╭─ Data to process

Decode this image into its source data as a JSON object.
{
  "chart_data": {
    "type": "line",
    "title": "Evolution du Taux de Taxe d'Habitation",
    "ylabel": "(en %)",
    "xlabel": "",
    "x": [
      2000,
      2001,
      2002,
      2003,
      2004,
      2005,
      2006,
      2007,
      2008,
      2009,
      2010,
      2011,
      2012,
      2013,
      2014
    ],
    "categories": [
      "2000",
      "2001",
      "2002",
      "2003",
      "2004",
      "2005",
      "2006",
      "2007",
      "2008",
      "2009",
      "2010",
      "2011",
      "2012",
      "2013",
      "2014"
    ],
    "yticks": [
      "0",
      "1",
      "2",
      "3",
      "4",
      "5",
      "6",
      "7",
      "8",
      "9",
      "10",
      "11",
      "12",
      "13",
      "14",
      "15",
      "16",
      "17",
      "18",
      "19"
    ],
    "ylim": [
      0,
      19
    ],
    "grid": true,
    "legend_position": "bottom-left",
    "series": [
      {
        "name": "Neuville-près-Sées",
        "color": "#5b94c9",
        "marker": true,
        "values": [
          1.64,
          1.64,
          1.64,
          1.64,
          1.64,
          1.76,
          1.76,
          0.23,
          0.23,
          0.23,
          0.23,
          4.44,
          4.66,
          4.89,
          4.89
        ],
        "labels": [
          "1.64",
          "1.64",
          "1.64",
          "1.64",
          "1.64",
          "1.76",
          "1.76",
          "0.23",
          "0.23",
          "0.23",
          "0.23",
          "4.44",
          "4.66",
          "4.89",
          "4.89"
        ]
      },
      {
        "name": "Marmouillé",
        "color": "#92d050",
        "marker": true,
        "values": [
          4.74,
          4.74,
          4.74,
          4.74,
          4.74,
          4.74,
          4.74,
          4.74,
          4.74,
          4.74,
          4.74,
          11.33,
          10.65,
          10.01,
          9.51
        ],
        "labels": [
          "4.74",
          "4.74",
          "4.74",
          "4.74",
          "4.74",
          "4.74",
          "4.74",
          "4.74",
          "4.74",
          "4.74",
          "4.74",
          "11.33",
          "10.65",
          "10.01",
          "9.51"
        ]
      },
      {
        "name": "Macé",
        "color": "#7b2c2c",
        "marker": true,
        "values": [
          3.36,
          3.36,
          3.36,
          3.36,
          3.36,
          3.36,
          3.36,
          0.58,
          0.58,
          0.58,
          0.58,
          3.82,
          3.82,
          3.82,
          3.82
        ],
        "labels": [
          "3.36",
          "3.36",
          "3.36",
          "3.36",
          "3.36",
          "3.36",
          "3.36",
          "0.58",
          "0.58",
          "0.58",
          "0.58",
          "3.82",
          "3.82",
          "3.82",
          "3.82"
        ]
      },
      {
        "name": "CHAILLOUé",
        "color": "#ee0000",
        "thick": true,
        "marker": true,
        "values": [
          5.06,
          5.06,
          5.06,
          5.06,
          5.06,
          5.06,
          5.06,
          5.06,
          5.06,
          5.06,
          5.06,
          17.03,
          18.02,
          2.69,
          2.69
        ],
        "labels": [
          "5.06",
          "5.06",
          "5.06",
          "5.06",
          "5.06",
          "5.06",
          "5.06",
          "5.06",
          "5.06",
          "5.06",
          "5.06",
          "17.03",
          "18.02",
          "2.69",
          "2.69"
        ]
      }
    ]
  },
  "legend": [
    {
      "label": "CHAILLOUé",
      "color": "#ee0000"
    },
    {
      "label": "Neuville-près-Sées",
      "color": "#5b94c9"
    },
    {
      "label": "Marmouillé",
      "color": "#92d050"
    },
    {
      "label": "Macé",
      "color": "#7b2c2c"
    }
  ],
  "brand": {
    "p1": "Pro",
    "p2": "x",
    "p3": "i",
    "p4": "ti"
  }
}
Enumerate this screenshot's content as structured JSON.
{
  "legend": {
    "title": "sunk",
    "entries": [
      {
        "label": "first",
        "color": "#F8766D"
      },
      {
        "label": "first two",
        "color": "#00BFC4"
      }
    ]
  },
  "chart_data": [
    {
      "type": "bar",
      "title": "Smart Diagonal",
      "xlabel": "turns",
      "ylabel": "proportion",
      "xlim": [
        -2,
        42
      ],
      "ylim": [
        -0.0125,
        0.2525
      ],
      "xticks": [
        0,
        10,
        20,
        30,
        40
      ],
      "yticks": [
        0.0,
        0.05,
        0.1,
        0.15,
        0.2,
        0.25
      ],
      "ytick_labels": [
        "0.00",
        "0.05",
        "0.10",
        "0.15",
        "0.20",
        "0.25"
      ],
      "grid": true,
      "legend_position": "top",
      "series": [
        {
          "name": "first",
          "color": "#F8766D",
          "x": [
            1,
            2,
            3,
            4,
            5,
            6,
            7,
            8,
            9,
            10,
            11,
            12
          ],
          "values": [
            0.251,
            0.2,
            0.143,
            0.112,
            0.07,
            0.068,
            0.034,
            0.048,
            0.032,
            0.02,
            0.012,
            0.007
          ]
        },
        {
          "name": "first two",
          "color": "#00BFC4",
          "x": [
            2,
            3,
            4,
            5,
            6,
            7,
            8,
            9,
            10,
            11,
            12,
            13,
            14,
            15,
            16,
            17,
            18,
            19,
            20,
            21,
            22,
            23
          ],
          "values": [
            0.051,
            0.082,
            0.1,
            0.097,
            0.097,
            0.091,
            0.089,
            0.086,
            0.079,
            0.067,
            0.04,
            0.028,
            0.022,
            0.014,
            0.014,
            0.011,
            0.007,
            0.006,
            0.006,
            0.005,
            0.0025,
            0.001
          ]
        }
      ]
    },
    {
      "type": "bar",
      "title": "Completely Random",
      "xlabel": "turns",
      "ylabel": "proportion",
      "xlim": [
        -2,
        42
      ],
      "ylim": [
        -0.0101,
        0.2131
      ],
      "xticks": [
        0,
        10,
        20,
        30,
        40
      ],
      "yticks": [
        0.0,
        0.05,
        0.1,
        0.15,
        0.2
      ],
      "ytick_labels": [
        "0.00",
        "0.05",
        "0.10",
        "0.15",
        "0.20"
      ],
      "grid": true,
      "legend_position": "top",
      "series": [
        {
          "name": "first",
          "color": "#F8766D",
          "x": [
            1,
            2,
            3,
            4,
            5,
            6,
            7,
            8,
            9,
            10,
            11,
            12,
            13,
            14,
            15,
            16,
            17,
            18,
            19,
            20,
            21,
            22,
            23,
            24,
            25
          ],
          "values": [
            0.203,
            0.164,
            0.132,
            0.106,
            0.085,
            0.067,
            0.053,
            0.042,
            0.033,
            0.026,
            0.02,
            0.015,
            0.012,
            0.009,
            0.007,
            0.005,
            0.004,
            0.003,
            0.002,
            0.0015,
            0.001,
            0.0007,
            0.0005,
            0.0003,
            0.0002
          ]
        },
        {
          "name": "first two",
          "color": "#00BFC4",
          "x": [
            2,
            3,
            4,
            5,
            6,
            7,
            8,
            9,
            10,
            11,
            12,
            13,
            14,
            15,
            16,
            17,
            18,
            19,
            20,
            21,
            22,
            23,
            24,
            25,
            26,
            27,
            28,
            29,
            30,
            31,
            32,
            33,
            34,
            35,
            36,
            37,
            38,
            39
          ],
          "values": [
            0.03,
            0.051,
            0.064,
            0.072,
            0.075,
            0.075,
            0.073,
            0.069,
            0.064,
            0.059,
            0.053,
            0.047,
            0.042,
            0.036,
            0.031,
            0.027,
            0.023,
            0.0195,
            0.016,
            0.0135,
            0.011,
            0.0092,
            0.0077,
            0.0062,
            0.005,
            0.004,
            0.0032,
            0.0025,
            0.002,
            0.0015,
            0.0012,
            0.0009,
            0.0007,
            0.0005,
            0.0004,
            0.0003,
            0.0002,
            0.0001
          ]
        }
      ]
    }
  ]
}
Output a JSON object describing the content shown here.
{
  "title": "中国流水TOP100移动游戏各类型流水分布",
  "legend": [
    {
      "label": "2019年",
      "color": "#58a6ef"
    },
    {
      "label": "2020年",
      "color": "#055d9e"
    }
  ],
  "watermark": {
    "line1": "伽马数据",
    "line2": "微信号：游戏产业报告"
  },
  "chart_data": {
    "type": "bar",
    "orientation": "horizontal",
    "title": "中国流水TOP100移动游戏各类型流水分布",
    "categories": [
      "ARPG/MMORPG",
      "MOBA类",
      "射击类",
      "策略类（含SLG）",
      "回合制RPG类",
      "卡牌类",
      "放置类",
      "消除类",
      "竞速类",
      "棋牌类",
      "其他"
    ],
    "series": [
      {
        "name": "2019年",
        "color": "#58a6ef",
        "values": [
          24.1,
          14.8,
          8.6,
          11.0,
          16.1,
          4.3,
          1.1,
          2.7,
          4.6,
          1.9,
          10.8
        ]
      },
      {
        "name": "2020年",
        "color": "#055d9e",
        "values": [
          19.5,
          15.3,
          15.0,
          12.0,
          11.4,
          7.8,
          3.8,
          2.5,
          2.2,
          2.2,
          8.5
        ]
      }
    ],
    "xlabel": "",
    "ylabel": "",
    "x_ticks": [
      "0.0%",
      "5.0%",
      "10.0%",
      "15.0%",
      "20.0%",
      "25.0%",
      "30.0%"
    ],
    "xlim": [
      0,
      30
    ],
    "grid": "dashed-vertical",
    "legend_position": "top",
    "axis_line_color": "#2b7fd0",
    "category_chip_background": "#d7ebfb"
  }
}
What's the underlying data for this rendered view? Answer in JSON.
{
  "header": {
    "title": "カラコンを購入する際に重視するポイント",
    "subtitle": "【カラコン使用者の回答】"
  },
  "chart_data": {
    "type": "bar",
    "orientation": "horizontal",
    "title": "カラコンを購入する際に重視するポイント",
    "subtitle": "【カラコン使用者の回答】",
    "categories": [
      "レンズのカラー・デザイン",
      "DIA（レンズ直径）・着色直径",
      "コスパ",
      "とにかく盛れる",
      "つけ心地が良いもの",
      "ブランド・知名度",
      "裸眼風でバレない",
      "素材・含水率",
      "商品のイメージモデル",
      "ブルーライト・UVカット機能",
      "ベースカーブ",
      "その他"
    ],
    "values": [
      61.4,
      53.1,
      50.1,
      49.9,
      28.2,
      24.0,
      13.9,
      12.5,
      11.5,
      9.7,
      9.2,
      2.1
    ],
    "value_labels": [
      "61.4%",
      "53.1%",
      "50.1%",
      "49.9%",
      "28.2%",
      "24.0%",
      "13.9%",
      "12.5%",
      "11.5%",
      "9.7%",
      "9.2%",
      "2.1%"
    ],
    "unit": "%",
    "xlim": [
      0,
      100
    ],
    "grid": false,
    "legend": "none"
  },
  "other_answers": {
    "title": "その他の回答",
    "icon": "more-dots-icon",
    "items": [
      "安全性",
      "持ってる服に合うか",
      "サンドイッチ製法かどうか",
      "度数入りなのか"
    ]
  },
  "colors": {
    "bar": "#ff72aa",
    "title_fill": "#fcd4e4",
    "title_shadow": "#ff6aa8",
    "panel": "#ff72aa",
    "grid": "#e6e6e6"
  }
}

╰─

- _Set problem_: How many lines of the listing include the string "カラコン使用者の回答"? Answer with the number alone.

- _Expected answer_: 2